# JOB
Continue the sermon on 2 Corinthians 6:1-11 below, beginning immediately after its final sentence.

This is the day to live for God

Jeff Garrison
Mayberry and Bluemont Churches
2 Corinthians 6:1-11
August 27, 2024

Sermon recorded at Bluemont on Friday, August 25, 2023

At the beginning of worship: 

Without looking in your Bibles which I hope you have with you, can any of you recite Psalm 118:24? Anyone want to try? I bet if I started the verse, many of you could finish it. 

The verse begins, “This is the day the Lord has made.” I often use it at the beginning of worship. And how does the verse end? “Let us rejoice and be glad in it.

I occasionally like to use this Psalm at the opening of worship on a less than picture perfect day. Of course, if the day is nice (clear skies, with a Goldilocks’ temperature-not too hot, not too cold, just right), Psalm 118:24 makes sense. But what about when the skies open and everything is wet? Or when a cold wind blows? Or it’s steamy hot? Can we, with the same vigor, recite, “This is the day the Lord has made, let us rejoice and be glad in it.” 

I hope you can, for everyday is another day for us to praise and worship our God. We should find something to praise every day and every moment that we have a breath. 

Before reading of the Scripture:

Last week, as we looked at the end of the 5th chapter of 2 Corinthians, we heard Paul calling his hearers to be a part of God’s team working for reconciliation within the world. Today, we’ll see examples of how he strived for reconciliation among his distractors in Corinth. This is all part of Paul’s effort to defend his ministry to the believers in Corinth. His defense is an important context for us to understand what he means in this passage, as I’ll show later. It is always important to take a passage of scripture in context to remain truthful to the Scriptures.

# DATA SECTION

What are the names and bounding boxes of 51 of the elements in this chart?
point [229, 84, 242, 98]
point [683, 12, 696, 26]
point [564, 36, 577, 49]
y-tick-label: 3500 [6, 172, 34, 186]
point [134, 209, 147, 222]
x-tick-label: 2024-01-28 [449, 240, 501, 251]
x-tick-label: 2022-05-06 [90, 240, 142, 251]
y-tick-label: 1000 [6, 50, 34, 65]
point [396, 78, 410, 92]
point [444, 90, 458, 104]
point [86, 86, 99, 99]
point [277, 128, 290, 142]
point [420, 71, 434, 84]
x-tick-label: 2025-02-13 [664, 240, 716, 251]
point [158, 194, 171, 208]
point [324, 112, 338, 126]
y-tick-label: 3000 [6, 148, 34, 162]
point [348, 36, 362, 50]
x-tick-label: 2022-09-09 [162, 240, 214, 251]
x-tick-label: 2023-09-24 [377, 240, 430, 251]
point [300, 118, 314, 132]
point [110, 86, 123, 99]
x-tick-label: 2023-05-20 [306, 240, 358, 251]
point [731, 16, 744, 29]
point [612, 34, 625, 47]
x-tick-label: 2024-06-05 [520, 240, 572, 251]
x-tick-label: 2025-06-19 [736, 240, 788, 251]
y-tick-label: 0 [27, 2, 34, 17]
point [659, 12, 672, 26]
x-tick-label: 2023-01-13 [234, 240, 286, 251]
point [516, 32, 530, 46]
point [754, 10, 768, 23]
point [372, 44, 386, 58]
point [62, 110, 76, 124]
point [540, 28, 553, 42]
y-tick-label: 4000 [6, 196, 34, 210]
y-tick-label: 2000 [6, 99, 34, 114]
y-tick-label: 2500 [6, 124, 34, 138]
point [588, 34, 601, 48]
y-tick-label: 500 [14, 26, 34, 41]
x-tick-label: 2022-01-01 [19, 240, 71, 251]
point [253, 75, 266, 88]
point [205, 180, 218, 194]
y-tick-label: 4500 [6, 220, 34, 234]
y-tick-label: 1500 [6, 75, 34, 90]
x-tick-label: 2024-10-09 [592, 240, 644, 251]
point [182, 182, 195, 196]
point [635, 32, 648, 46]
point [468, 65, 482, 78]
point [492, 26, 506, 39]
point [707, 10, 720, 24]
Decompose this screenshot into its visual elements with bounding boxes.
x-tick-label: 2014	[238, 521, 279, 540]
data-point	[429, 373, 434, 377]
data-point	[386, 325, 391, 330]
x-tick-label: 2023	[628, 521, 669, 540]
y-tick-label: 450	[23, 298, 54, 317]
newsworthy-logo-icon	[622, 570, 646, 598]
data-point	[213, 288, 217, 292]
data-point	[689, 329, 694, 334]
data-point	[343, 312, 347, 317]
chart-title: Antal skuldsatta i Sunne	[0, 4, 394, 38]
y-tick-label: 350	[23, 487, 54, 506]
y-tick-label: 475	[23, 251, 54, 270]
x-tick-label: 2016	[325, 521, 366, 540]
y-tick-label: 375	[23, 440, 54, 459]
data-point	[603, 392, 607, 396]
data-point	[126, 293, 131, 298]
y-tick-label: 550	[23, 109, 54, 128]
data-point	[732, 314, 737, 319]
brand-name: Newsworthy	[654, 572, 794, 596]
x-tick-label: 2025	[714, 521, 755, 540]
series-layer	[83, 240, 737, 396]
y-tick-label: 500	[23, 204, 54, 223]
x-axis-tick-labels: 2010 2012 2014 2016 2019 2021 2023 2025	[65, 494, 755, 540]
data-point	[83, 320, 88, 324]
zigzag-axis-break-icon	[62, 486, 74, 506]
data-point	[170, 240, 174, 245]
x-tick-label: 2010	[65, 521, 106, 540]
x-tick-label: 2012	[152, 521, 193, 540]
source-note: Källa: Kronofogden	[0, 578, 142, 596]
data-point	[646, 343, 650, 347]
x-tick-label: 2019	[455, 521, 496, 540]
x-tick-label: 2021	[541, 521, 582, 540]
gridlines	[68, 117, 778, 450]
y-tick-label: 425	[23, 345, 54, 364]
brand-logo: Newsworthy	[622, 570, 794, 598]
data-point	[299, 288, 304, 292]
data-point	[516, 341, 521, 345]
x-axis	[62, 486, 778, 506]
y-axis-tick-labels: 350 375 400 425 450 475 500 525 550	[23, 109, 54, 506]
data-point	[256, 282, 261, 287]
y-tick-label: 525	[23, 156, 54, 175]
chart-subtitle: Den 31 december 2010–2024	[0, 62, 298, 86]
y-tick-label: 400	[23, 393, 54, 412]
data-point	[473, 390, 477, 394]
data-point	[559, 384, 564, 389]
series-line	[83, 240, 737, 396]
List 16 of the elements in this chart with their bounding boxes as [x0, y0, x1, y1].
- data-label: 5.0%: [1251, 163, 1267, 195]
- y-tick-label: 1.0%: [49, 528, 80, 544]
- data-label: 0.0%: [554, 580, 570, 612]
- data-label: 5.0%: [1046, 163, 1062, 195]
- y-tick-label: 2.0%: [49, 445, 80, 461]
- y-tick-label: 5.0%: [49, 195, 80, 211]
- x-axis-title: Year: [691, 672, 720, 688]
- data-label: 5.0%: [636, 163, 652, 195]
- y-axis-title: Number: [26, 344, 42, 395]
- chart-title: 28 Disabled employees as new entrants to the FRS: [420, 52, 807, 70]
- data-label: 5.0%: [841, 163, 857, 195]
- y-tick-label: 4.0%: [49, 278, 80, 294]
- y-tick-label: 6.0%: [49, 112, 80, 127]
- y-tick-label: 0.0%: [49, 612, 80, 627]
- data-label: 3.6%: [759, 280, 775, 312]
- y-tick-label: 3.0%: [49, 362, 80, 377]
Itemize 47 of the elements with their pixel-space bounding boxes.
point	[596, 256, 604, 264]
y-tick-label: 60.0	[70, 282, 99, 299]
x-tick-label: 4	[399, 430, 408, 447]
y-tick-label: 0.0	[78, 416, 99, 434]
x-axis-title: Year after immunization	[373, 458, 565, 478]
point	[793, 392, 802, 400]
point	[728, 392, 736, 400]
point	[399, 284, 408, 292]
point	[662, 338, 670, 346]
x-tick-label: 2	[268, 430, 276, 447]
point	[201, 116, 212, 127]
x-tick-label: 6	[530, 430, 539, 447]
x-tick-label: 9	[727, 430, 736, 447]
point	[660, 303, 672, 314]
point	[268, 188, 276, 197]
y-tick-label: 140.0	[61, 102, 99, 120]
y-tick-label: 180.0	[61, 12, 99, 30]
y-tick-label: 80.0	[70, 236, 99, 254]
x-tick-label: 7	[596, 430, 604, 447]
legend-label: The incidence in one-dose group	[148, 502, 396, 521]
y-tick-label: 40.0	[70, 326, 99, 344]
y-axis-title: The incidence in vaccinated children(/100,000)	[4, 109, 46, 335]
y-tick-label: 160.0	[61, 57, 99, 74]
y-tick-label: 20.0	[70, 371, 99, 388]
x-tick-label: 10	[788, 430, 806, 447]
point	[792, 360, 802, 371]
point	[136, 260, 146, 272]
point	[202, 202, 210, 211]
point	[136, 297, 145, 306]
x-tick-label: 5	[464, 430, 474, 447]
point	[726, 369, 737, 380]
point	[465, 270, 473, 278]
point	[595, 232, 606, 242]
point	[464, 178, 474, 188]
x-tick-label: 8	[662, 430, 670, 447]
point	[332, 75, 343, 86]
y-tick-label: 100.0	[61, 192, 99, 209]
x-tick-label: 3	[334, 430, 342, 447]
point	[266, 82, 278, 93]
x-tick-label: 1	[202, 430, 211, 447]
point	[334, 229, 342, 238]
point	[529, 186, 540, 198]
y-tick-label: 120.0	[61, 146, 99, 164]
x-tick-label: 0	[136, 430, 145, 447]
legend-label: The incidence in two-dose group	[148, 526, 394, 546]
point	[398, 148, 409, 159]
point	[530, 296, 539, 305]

# THE OUTPUT
Read 2 Corinthians 6:1-13

I remember a sign on Carolina Beach Road, south of Monkey Junction, back in the late 1960s. It was old by then, I bet it was put up in the 40s, sticking up in that white sugar-like sand dotted with wire grass, longleaf pines and blackjack oaks.. The sign featured a simple design. A white background with bold black letters spelling out, “Get Right with God.” As a kid, it seemed to serve as a wake-up call. It might soon be too late, I’d worry, as I said a prayer. 

While the advice is good, I’m not sure of its intention nor effectiveness. Yes, we need to “get right with God,” but it’s not a one-time prayer or something to be done out of fear. Instead, those of us who follow Jesus are called to journey. Before the word church came into regular use, those who followed Jesus were known as people of “the Way.”[1] Paul himself speaks of us working out our salvation. But if we sense the goodness of God, we work it out without fear. We’re on “the way,” every day, enjoying the benefits God bestows on us.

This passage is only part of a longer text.